• _WHAT NEEDS TO BE DONE_
Read through the entries below and return each line with the word "Forecast".
====== DATASET EXCERPTS
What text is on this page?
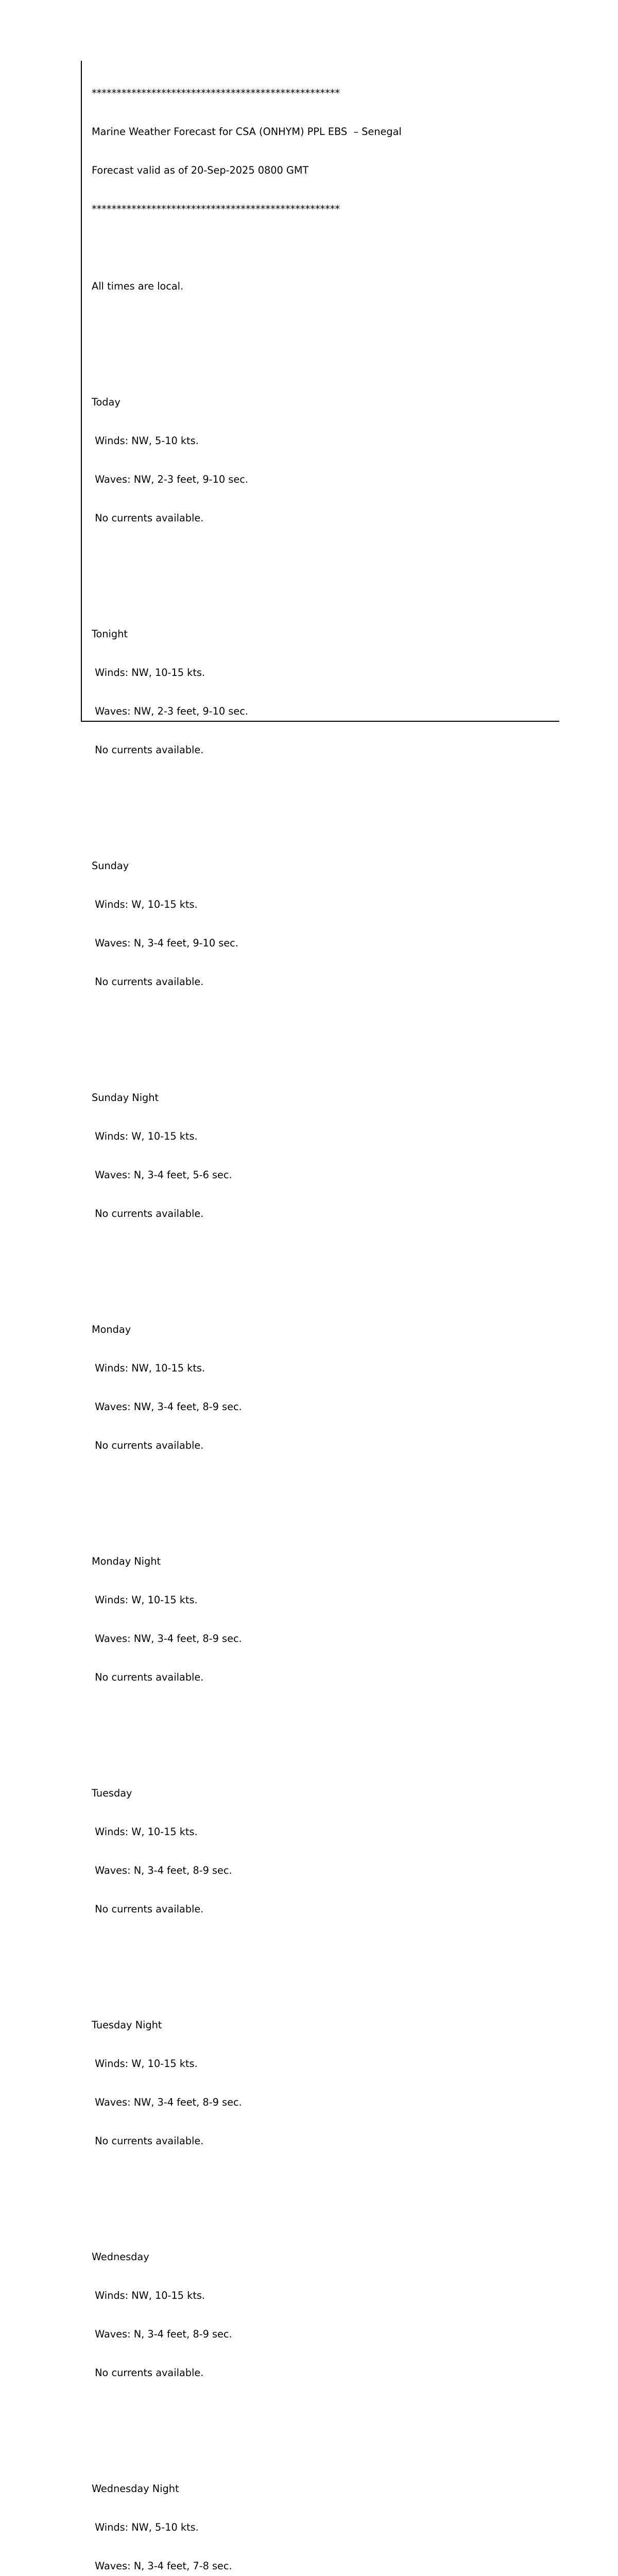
**************************************************

Marine Weather Forecast for CSA (ONHYM) PPL EBS  – Senegal

Forecast valid as of 20-Sep-2025 0800 GMT

**************************************************

All times are local.

Today

Winds: NW, 5-10 kts.

Waves: NW, 2-3 feet, 9-10 sec.

No currents available.

Tonight

Winds: NW, 10-15 kts.

Waves: NW, 2-3 feet, 9-10 sec.

No currents available.

Sunday

Winds: W, 10-15 kts.

Waves: N, 3-4 feet, 9-10 sec.

No currents available.

Sunday Night

Winds: W, 10-15 kts.

Waves: N, 3-4 feet, 5-6 sec.

No currents available.

Monday

Winds: NW, 10-15 kts.

Waves: NW, 3-4 feet, 8-9 sec.

No currents available.

Monday Night

Winds: W, 10-15 kts.

Waves: NW, 3-4 feet, 8-9 sec.

No currents available.

Tuesday

Winds: W, 10-15 kts.

Waves: N, 3-4 feet, 8-9 sec.

No currents available.

Tuesday Night

Winds: W, 10-15 kts.

Waves: NW, 3-4 feet, 8-9 sec.

No currents available.

Wednesday

Winds: NW, 10-15 kts.

Waves: N, 3-4 feet, 8-9 sec.

No currents available.

Wednesday Night

Winds: NW, 5-10 kts.

Waves: N, 3-4 feet, 7-8 sec.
============
• _OUTPUT FOR THIS TASK_
Marine Weather Forecast for CSA (ONHYM) PPL EBS  – Senegal
Forecast valid as of 20-Sep-2025 0800 GMT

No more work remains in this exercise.